§ **Job**
Copy every line of the listing exactly.

§ **Data excerpts**
┄┄┄┄┄┄┄┄┄┄

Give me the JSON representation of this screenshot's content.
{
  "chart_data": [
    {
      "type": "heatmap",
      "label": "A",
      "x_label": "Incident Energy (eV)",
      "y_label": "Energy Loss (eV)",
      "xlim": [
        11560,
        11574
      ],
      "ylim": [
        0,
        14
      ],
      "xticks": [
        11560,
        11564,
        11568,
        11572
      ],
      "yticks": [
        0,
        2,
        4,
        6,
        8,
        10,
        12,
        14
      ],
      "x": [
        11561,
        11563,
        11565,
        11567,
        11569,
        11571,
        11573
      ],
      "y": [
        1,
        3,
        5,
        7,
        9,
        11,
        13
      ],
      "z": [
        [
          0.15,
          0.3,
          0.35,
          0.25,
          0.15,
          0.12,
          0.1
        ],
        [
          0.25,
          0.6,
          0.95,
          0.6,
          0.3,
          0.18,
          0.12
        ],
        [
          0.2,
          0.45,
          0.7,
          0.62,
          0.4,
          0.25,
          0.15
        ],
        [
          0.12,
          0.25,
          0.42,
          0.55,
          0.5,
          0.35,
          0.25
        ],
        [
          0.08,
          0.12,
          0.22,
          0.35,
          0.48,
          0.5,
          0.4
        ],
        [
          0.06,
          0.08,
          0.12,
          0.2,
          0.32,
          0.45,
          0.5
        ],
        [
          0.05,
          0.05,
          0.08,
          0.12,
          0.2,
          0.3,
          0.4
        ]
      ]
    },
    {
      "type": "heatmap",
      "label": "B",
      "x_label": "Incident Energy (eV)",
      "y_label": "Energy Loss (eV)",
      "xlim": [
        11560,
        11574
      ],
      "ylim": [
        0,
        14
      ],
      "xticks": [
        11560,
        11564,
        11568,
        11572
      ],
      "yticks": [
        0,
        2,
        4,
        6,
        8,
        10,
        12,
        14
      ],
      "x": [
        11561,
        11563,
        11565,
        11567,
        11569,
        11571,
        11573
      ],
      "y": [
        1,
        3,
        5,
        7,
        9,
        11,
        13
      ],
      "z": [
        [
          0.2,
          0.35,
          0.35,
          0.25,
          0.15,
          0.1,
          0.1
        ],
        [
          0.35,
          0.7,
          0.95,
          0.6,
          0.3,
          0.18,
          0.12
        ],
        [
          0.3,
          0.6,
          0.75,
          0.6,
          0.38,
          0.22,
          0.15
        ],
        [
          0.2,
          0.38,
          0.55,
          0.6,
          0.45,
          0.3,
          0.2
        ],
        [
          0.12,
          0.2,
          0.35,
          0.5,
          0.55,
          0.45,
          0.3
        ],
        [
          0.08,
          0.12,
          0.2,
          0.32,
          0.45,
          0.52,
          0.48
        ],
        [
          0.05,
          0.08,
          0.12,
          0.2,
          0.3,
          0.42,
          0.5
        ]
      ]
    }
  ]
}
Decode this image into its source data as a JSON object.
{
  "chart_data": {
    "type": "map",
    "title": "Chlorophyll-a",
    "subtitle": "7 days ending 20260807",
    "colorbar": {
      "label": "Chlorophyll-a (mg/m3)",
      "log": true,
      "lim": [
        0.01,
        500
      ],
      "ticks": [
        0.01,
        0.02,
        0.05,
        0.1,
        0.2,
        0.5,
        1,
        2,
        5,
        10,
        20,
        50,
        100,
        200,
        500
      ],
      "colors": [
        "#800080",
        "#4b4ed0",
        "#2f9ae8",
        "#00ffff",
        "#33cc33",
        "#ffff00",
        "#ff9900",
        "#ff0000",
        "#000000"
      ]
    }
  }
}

┄┄┄┄┄┄┄┄┄┄

§ **Exercise result**
Give me the JSON representation of this screenshot's content.
{
  "chart_data": [
    {
      "type": "heatmap",
      "label": "A",
      "x_label": "Incident Energy (eV)",
      "y_label": "Energy Loss (eV)",
      "xlim": [
        11560,
        11574
      ],
      "ylim": [
        0,
        14
      ],
      "xticks": [
        11560,
        11564,
        11568,
        11572
      ],
      "yticks": [
        0,
        2,
        4,
        6,
        8,
        10,
        12,
        14
      ],
      "x": [
        11561,
        11563,
        11565,
        11567,
        11569,
        11571,
        11573
      ],
      "y": [
        1,
        3,
        5,
        7,
        9,
        11,
        13
      ],
      "z": [
        [
          0.15,
          0.3,
          0.35,
          0.25,
          0.15,
          0.12,
          0.1
        ],
        [
          0.25,
          0.6,
          0.95,
          0.6,
          0.3,
          0.18,
          0.12
        ],
        [
          0.2,
          0.45,
          0.7,
          0.62,
          0.4,
          0.25,
          0.15
        ],
        [
          0.12,
          0.25,
          0.42,
          0.55,
          0.5,
          0.35,
          0.25
        ],
        [
          0.08,
          0.12,
          0.22,
          0.35,
          0.48,
          0.5,
          0.4
        ],
        [
          0.06,
          0.08,
          0.12,
          0.2,
          0.32,
          0.45,
          0.5
        ],
        [
          0.05,
          0.05,
          0.08,
          0.12,
          0.2,
          0.3,
          0.4
        ]
      ]
    },
    {
      "type": "heatmap",
      "label": "B",
      "x_label": "Incident Energy (eV)",
      "y_label": "Energy Loss (eV)",
      "xlim": [
        11560,
        11574
      ],
      "ylim": [
        0,
        14
      ],
      "xticks": [
        11560,
        11564,
        11568,
        11572
      ],
      "yticks": [
        0,
        2,
        4,
        6,
        8,
        10,
        12,
        14
      ],
      "x": [
        11561,
        11563,
        11565,
        11567,
        11569,
        11571,
        11573
      ],
      "y": [
        1,
        3,
        5,
        7,
        9,
        11,
        13
      ],
      "z": [
        [
          0.2,
          0.35,
          0.35,
          0.25,
          0.15,
          0.1,
          0.1
        ],
        [
          0.35,
          0.7,
          0.95,
          0.6,
          0.3,
          0.18,
          0.12
        ],
        [
          0.3,
          0.6,
          0.75,
          0.6,
          0.38,
          0.22,
          0.15
        ],
        [
          0.2,
          0.38,
          0.55,
          0.6,
          0.45,
          0.3,
          0.2
        ],
        [
          0.12,
          0.2,
          0.35,
          0.5,
          0.55,
          0.45,
          0.3
        ],
        [
          0.08,
          0.12,
          0.2,
          0.32,
          0.45,
          0.52,
          0.48
        ],
        [
          0.05,
          0.08,
          0.12,
          0.2,
          0.3,
          0.42,
          0.5
        ]
      ]
    }
  ]
}
Decode this image into its source data as a JSON object.
{
  "chart_data": {
    "type": "map",
    "title": "Chlorophyll-a",
    "subtitle": "7 days ending 20260807",
    "colorbar": {
      "label": "Chlorophyll-a (mg/m3)",
      "log": true,
      "lim": [
        0.01,
        500
      ],
      "ticks": [
        0.01,
        0.02,
        0.05,
        0.1,
        0.2,
        0.5,
        1,
        2,
        5,
        10,
        20,
        50,
        100,
        200,
        500
      ],
      "colors": [
        "#800080",
        "#4b4ed0",
        "#2f9ae8",
        "#00ffff",
        "#33cc33",
        "#ffff00",
        "#ff9900",
        "#ff0000",
        "#000000"
      ]
    }
  }
}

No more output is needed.